[Begin]

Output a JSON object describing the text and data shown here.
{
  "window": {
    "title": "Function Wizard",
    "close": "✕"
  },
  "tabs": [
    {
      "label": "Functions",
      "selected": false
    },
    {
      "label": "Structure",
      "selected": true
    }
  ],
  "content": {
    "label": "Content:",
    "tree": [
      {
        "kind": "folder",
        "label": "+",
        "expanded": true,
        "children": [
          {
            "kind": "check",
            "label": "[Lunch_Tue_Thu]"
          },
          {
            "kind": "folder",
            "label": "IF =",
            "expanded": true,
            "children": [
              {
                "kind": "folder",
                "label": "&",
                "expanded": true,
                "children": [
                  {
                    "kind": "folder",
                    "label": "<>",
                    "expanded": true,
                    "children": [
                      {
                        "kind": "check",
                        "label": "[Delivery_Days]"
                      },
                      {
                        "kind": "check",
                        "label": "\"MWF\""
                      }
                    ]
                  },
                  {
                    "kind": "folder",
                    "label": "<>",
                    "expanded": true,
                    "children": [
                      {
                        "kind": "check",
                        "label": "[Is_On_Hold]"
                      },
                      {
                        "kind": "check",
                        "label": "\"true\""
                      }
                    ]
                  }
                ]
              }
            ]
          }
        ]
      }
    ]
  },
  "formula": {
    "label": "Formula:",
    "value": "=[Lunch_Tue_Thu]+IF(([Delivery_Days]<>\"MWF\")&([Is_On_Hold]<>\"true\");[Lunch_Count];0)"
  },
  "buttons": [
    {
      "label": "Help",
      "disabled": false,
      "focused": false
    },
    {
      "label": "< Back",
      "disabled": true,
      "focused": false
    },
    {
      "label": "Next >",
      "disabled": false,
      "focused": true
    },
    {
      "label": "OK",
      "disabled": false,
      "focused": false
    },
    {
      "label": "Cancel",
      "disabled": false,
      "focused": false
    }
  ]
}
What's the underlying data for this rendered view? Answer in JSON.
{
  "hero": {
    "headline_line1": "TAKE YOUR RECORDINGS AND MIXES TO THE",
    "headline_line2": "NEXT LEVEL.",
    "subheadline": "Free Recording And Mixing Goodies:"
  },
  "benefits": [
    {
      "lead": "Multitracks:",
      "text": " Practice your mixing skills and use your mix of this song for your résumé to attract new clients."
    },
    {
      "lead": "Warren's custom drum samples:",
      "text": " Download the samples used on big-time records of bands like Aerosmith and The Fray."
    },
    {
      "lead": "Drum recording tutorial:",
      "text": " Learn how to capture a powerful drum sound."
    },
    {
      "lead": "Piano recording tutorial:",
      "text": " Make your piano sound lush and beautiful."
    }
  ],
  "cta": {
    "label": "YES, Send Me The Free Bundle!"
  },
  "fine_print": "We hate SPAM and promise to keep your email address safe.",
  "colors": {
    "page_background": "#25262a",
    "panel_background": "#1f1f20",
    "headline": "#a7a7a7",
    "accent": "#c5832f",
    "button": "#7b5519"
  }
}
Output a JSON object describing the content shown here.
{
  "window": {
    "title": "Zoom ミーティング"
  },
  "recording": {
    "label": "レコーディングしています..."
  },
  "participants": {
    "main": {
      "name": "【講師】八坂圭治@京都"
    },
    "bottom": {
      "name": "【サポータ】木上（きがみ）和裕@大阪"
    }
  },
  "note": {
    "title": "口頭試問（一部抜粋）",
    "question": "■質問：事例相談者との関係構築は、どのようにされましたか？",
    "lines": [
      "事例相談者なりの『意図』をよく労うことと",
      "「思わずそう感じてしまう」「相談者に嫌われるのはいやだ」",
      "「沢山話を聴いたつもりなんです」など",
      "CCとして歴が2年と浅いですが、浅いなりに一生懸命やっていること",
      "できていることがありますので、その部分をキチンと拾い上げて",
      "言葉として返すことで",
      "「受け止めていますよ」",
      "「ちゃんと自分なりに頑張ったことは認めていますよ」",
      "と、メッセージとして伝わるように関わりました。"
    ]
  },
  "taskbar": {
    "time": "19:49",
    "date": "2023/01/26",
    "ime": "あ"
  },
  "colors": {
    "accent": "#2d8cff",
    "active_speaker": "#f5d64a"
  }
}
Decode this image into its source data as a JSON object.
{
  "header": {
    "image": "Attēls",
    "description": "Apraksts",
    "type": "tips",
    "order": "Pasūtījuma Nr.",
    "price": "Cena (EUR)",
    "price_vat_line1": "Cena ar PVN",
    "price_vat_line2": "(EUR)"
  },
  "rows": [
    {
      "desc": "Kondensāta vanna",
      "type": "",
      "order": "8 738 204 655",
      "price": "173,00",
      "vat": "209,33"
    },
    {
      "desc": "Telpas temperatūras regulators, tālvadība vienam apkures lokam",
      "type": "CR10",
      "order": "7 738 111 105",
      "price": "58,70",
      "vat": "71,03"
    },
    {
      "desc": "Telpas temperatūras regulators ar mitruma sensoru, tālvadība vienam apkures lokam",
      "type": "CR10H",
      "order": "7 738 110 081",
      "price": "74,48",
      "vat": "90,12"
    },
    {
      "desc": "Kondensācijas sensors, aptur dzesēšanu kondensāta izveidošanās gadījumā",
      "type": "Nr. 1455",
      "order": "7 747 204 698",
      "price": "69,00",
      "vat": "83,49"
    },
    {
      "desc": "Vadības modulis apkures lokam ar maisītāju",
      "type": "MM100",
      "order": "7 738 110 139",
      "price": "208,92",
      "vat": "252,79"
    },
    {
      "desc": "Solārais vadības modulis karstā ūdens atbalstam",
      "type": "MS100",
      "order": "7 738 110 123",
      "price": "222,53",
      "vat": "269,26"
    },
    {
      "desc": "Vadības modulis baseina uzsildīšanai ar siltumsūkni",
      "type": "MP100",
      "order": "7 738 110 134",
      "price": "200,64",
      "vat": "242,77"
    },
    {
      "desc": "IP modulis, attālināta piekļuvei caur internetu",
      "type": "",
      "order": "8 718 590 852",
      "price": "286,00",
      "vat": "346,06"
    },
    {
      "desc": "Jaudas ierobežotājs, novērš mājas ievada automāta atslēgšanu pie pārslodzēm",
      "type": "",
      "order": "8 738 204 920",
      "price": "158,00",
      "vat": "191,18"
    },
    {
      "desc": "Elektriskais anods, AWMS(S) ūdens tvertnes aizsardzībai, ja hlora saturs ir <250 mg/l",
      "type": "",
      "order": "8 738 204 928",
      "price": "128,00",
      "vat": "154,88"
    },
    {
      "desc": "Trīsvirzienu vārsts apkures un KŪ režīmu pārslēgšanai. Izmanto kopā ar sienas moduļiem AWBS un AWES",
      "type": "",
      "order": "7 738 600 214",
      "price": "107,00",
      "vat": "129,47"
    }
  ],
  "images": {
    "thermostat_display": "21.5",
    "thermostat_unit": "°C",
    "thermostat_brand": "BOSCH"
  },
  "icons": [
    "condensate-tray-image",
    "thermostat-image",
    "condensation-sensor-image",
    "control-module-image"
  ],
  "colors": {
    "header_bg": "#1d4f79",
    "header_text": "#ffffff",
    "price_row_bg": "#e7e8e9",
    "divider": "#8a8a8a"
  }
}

[End]

From the data above, copy out every line with the string "object" in it.

Output a JSON object describing the text and data shown here.
Output a JSON object describing the content shown here.
Decode this image into its source data as a JSON object.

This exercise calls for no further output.